TASK PROMPT → In the listing that follows, count every line with the word "devices" in it and write only the total.

ITEMS →
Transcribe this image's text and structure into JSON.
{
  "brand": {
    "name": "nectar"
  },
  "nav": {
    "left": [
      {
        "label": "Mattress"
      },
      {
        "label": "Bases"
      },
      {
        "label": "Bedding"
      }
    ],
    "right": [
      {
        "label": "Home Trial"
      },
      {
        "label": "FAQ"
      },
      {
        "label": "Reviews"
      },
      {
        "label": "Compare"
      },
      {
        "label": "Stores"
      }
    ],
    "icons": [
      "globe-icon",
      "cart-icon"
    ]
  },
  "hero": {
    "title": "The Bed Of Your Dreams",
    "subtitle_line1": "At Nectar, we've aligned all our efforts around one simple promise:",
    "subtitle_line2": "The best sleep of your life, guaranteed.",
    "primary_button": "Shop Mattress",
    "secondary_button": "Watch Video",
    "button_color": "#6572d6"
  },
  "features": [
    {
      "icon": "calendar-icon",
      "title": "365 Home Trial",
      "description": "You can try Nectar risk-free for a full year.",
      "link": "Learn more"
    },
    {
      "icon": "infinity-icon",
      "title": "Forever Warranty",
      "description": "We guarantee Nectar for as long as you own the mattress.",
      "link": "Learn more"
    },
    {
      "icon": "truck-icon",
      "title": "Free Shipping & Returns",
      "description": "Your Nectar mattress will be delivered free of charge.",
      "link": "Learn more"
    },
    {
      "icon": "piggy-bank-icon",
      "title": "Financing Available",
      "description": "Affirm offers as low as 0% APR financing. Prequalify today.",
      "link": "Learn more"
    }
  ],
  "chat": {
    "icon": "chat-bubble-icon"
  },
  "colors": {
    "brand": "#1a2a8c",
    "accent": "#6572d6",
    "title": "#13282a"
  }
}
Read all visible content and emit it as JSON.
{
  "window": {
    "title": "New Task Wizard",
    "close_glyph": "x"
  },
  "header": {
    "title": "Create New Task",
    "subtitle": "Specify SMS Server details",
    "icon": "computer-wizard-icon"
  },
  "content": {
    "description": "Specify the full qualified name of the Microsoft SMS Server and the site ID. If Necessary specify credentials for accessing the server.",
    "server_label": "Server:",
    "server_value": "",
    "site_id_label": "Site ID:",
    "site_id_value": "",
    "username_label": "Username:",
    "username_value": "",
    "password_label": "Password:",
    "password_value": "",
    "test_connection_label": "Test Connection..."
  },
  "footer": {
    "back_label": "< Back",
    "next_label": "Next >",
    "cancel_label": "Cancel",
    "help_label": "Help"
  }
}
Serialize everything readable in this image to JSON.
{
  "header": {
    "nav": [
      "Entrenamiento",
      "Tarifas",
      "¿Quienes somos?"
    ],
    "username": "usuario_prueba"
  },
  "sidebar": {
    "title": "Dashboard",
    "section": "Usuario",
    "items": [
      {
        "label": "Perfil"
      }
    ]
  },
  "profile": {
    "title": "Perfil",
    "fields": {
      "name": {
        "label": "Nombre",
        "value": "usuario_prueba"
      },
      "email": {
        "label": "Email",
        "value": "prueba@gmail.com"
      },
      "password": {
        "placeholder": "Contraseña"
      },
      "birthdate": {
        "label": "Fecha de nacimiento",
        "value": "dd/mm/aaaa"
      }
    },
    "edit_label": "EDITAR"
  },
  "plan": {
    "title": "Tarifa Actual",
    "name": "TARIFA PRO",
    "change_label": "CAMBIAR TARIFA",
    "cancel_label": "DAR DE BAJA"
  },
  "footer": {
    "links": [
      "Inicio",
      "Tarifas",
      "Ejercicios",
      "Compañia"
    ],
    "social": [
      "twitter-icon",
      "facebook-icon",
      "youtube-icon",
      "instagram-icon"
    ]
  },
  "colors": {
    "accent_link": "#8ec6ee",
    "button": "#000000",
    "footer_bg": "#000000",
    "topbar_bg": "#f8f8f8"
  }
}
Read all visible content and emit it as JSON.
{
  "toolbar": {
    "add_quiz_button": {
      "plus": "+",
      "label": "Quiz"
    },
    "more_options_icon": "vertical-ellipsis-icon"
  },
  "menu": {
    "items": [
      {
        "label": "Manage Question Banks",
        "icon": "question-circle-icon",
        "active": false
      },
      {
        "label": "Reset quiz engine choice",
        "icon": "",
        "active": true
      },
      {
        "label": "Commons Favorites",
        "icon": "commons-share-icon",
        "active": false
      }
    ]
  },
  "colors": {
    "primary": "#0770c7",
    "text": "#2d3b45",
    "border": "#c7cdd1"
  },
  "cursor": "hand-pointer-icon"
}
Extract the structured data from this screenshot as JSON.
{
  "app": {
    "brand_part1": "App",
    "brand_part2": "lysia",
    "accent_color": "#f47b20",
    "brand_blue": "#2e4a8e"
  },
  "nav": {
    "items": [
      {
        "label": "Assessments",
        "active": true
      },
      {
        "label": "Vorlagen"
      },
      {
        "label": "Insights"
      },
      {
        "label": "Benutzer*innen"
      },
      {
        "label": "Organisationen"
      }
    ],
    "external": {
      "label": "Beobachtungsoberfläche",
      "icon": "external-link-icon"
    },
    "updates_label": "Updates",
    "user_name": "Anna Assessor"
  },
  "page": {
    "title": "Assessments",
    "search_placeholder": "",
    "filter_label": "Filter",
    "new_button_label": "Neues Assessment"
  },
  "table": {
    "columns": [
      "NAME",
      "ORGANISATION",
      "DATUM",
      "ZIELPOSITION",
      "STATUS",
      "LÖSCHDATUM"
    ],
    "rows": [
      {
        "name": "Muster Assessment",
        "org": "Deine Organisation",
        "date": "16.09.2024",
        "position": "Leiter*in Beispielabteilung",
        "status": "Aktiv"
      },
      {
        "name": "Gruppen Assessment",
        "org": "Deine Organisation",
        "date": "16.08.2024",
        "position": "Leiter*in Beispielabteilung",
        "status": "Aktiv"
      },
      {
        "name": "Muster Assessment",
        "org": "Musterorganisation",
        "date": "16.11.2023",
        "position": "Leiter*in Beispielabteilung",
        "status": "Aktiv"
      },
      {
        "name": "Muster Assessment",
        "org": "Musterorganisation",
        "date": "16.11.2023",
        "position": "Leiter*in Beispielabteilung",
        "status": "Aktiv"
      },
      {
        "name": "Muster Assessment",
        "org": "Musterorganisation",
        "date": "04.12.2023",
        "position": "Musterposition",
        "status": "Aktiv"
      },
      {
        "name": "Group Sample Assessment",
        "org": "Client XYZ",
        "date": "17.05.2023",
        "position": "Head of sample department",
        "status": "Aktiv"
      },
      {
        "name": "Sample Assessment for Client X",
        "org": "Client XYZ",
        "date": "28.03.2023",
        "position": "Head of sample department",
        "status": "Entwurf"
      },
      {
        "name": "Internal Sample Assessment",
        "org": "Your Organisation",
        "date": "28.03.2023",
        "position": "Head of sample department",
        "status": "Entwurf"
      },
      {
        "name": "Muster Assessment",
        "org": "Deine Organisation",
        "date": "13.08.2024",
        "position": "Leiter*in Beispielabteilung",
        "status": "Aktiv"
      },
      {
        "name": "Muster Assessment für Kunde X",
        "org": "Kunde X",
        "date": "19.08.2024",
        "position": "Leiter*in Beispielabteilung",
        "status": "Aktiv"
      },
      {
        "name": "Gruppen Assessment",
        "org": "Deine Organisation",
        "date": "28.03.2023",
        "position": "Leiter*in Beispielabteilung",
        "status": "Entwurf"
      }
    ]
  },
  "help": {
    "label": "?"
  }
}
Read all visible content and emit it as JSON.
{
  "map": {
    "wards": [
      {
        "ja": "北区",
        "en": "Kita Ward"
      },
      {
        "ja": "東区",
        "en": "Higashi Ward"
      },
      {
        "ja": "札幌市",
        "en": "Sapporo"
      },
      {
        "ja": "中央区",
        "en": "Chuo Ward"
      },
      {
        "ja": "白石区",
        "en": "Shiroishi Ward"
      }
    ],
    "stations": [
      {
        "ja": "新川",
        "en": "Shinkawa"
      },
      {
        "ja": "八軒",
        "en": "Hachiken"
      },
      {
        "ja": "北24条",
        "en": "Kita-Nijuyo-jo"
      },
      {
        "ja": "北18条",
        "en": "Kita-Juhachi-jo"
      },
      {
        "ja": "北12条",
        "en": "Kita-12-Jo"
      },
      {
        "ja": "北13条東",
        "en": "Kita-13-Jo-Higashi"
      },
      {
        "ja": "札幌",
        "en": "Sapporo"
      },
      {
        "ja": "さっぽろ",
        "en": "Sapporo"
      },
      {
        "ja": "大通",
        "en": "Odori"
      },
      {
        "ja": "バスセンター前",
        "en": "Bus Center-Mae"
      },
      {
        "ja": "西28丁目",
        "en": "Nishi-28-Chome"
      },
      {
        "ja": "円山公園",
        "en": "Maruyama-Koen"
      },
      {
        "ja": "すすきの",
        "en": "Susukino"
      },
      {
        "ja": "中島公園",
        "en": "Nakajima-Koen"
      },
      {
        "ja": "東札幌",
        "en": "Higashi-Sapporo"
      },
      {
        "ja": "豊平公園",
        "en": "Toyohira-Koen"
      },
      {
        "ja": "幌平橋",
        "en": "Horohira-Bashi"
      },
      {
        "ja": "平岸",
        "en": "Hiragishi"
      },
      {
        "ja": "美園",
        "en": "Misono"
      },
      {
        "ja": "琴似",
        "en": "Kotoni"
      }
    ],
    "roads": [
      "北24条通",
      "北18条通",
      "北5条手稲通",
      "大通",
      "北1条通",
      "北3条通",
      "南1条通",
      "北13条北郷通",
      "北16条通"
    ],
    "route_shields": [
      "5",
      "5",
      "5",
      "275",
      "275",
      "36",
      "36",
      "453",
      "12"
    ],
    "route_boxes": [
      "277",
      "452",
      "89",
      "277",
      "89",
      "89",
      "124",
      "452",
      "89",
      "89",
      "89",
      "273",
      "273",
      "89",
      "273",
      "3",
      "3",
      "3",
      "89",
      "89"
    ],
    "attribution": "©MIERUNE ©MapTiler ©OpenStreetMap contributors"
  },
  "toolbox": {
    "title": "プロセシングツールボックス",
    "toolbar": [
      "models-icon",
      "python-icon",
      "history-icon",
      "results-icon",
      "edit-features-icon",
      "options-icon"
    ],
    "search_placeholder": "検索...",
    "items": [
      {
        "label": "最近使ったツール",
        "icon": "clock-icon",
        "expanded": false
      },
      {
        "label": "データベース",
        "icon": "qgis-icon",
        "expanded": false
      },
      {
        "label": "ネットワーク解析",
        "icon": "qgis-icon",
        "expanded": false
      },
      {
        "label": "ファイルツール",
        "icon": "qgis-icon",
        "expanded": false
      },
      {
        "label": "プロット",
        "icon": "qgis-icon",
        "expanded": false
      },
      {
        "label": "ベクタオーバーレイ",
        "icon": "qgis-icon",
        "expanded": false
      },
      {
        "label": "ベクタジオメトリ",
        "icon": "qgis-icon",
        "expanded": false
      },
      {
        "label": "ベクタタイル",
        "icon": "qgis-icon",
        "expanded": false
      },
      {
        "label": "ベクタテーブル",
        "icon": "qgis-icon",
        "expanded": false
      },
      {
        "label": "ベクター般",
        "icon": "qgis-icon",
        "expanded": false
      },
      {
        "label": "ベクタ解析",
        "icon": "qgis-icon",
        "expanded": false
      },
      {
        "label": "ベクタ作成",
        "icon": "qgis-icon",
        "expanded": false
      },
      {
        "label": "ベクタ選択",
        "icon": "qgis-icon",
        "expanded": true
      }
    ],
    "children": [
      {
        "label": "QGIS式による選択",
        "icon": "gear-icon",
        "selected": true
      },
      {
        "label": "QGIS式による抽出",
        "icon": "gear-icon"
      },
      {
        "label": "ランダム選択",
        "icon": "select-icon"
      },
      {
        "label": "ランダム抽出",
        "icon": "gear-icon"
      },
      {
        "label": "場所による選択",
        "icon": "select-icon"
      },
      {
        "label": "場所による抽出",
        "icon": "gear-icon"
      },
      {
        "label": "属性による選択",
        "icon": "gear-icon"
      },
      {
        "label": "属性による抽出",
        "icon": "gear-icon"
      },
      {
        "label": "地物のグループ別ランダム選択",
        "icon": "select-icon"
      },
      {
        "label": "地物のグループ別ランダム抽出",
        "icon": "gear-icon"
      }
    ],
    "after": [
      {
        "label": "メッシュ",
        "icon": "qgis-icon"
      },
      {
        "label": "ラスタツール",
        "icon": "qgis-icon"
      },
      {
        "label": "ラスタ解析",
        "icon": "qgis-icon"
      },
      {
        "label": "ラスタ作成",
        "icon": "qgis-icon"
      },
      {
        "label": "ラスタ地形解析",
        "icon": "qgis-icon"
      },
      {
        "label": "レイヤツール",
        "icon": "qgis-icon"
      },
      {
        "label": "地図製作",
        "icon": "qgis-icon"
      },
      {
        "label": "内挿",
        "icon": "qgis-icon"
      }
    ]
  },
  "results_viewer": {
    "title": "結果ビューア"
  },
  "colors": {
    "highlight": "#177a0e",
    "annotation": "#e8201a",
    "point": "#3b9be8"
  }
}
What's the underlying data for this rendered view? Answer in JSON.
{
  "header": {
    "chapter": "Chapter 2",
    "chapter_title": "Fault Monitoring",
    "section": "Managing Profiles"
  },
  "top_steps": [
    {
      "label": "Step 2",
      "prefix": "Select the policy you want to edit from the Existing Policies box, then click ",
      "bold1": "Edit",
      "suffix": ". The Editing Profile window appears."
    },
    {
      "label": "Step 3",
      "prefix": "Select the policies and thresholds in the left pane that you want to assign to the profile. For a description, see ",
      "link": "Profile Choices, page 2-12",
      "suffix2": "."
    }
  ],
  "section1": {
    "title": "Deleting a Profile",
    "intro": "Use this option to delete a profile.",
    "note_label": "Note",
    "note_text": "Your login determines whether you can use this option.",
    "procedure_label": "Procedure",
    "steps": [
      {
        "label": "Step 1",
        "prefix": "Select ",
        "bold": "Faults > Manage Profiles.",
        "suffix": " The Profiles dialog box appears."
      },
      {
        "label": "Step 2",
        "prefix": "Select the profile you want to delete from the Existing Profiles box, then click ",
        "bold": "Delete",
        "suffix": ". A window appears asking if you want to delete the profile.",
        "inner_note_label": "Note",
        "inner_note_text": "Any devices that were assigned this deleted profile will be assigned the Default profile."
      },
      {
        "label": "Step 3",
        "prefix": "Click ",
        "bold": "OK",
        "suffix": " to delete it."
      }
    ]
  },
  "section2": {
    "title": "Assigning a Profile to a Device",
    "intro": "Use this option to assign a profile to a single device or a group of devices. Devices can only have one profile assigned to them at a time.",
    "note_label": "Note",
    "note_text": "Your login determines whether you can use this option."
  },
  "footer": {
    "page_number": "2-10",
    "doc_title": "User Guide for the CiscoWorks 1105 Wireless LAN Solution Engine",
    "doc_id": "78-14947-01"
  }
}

COMPLETED EXERCISE → 2